Saved data entries:
'''

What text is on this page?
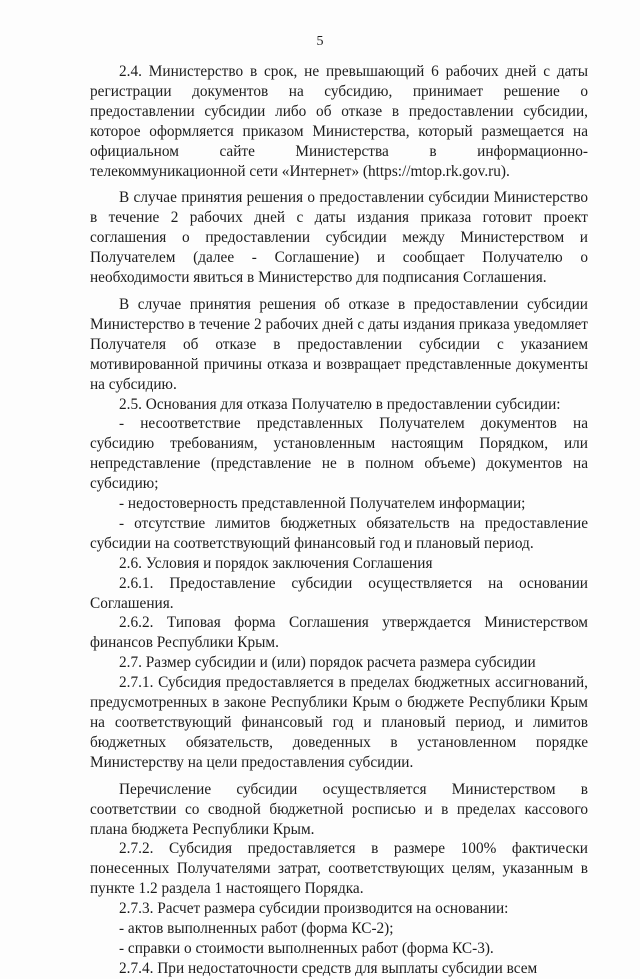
5

2.4. Министерство в срок, не превышающий 6 рабочих дней с даты регистрации документов на субсидию, принимает решение о предоставлении субсидии либо об отказе в предоставлении субсидии, которое оформляется приказом Министерства, который размещается на официальном сайте Министерства в информационно-телекоммуникационной сети «Интернет» (https://mtop.rk.gov.ru).

В случае принятия решения о предоставлении субсидии Министерство в течение 2 рабочих дней с даты издания приказа готовит проект соглашения о предоставлении субсидии между Министерством и Получателем (далее - Соглашение) и сообщает Получателю о необходимости явиться в Министерство для подписания Соглашения.

В случае принятия решения об отказе в предоставлении субсидии Министерство в течение 2 рабочих дней с даты издания приказа уведомляет Получателя об отказе в предоставлении субсидии с указанием мотивированной причины отказа и возвращает представленные документы на субсидию.

2.5. Основания для отказа Получателю в предоставлении субсидии:

- несоответствие представленных Получателем документов на субсидию требованиям, установленным настоящим Порядком, или непредставление (представление не в полном объеме) документов на субсидию;

- недостоверность представленной Получателем информации;

- отсутствие лимитов бюджетных обязательств на предоставление субсидии на соответствующий финансовый год и плановый период.

2.6. Условия и порядок заключения Соглашения

2.6.1. Предоставление субсидии осуществляется на основании Соглашения.

2.6.2. Типовая форма Соглашения утверждается Министерством финансов Республики Крым.

2.7. Размер субсидии и (или) порядок расчета размера субсидии

2.7.1. Субсидия предоставляется в пределах бюджетных ассигнований, предусмотренных в законе Республики Крым о бюджете Республики Крым на соответствующий финансовый год и плановый период, и лимитов бюджетных обязательств, доведенных в установленном порядке Министерству на цели предоставления субсидии.

Перечисление субсидии осуществляется Министерством в соответствии со сводной бюджетной росписью и в пределах кассового плана бюджета Республики Крым.

2.7.2. Субсидия предоставляется в размере 100% фактически понесенных Получателями затрат, соответствующих целям, указанным в пункте 1.2 раздела 1 настоящего Порядка.

2.7.3. Расчет размера субсидии производится на основании:

- актов выполненных работ (форма КС-2);

- справки о стоимости выполненных работ (форма КС-3).

2.7.4. При недостаточности средств для выплаты субсидии всем
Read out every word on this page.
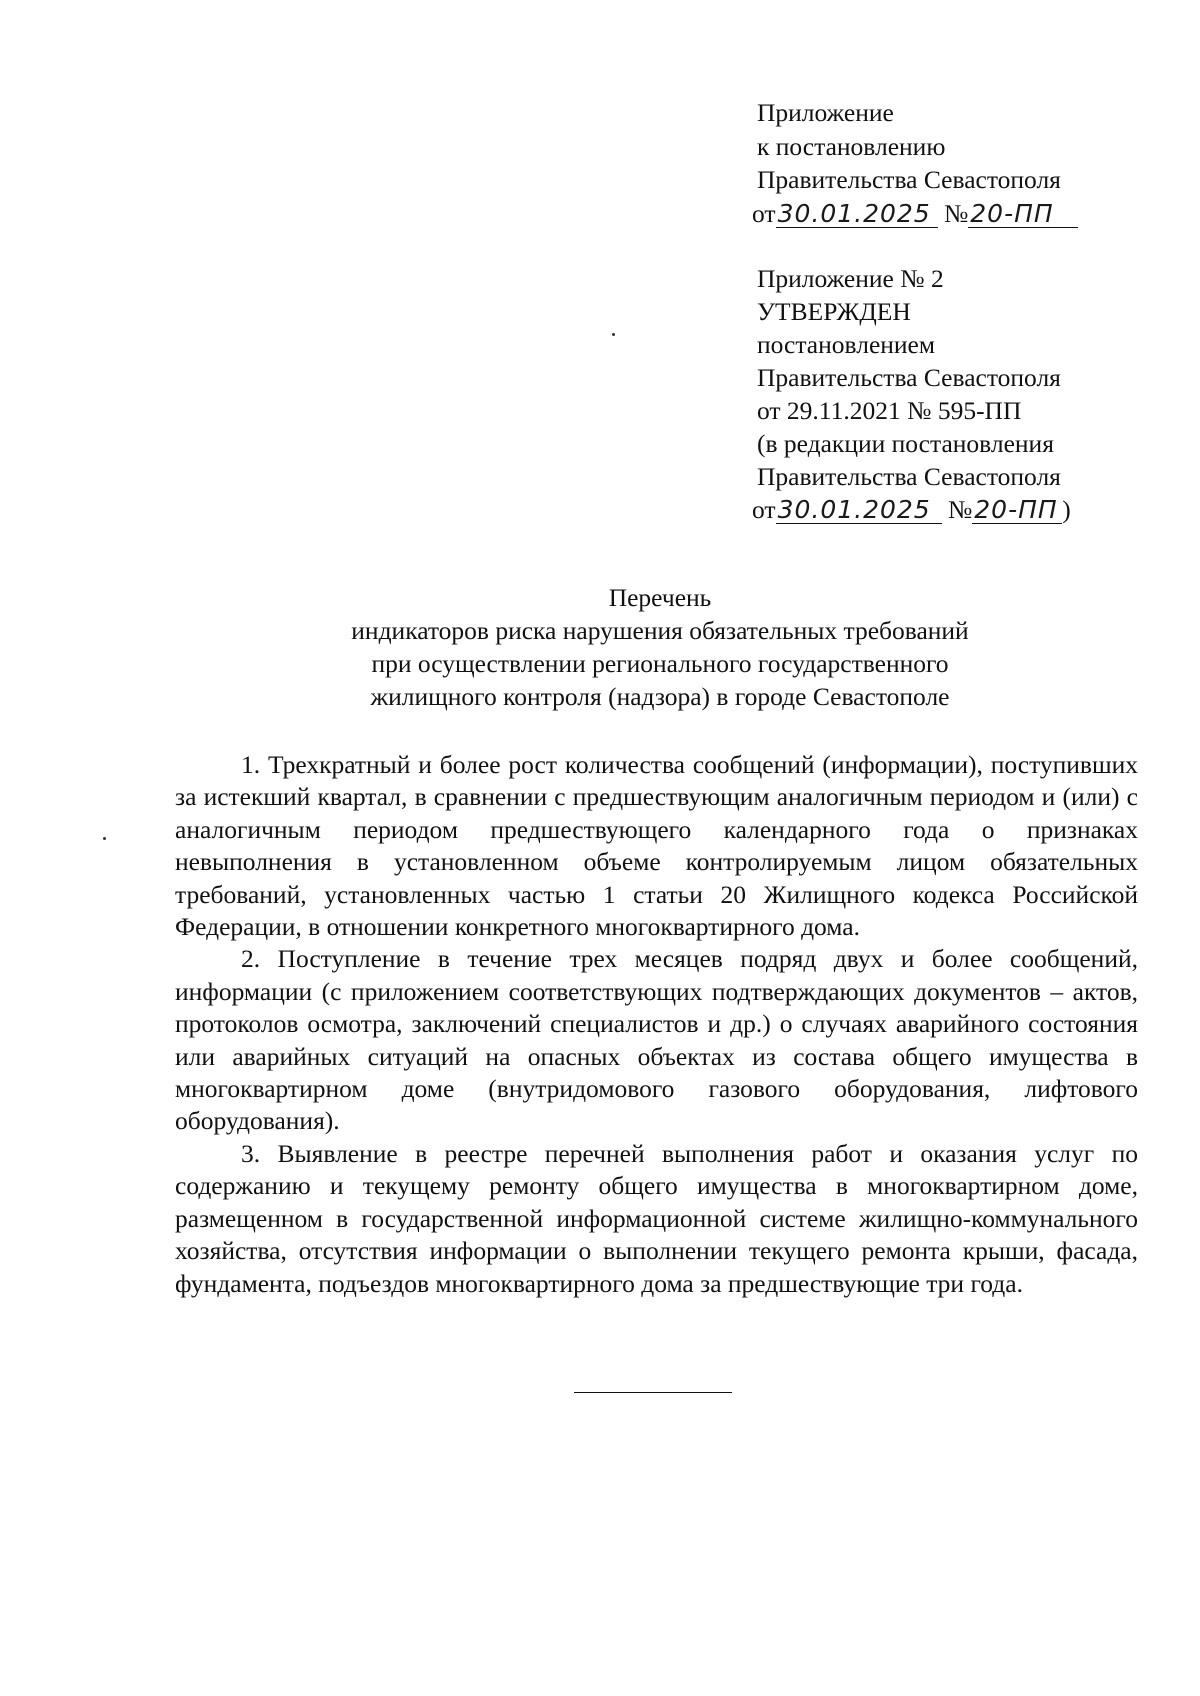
Приложение
к постановлению
Правительства Севастополя
от30.01.2025 №20-ПП
Приложение № 2
УТВЕРЖДЕН
постановлением
Правительства Севастополя
от 29.11.2021 № 595-ПП
(в редакции постановления
Правительства Севастополя
от30.01.2025 №20-ПП )
Перечень
индикаторов риска нарушения обязательных требований
при осуществлении регионального государственного
жилищного контроля (надзора) в городе Севастополе

1. Трехкратный и более рост количества сообщений (информации), поступивших за истекший квартал, в сравнении с предшествующим аналогичным периодом и (или) с аналогичным периодом предшествующего календарного года о признаках невыполнения в установленном объеме контролируемым лицом обязательных требований, установленных частью 1 статьи 20 Жилищного кодекса Российской Федерации, в отношении конкретного многоквартирного дома.

2. Поступление в течение трех месяцев подряд двух и более сообщений, информации (с приложением соответствующих подтверждающих документов – актов, протоколов осмотра, заключений специалистов и др.) о случаях аварийного состояния или аварийных ситуаций на опасных объектах из состава общего имущества в многоквартирном доме (внутридомового газового оборудования, лифтового оборудования).

3. Выявление в реестре перечней выполнения работ и оказания услуг по содержанию и текущему ремонту общего имущества в многоквартирном доме, размещенном в государственной информационной системе жилищно-коммунального хозяйства, отсутствия информации о выполнении текущего ремонта крыши, фасада, фундамента, подъездов многоквартирного дома за предшествующие три года.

'''

> _What you need to do_
Go through the data and gather every line that holds "пределах".

> _Answer below_
2.7.1. Субсидия предоставляется в пределах бюджетных ассигнований, предусмотренных в законе Республики Крым о бюджете Республики Крым на соответствующий финансовый год и плановый период, и лимитов бюджетных обязательств, доведенных в установленном порядке Министерству на цели предоставления субсидии.
Перечисление субсидии осуществляется Министерством в соответствии со сводной бюджетной росписью и в пределах кассового плана бюджета Республики Крым.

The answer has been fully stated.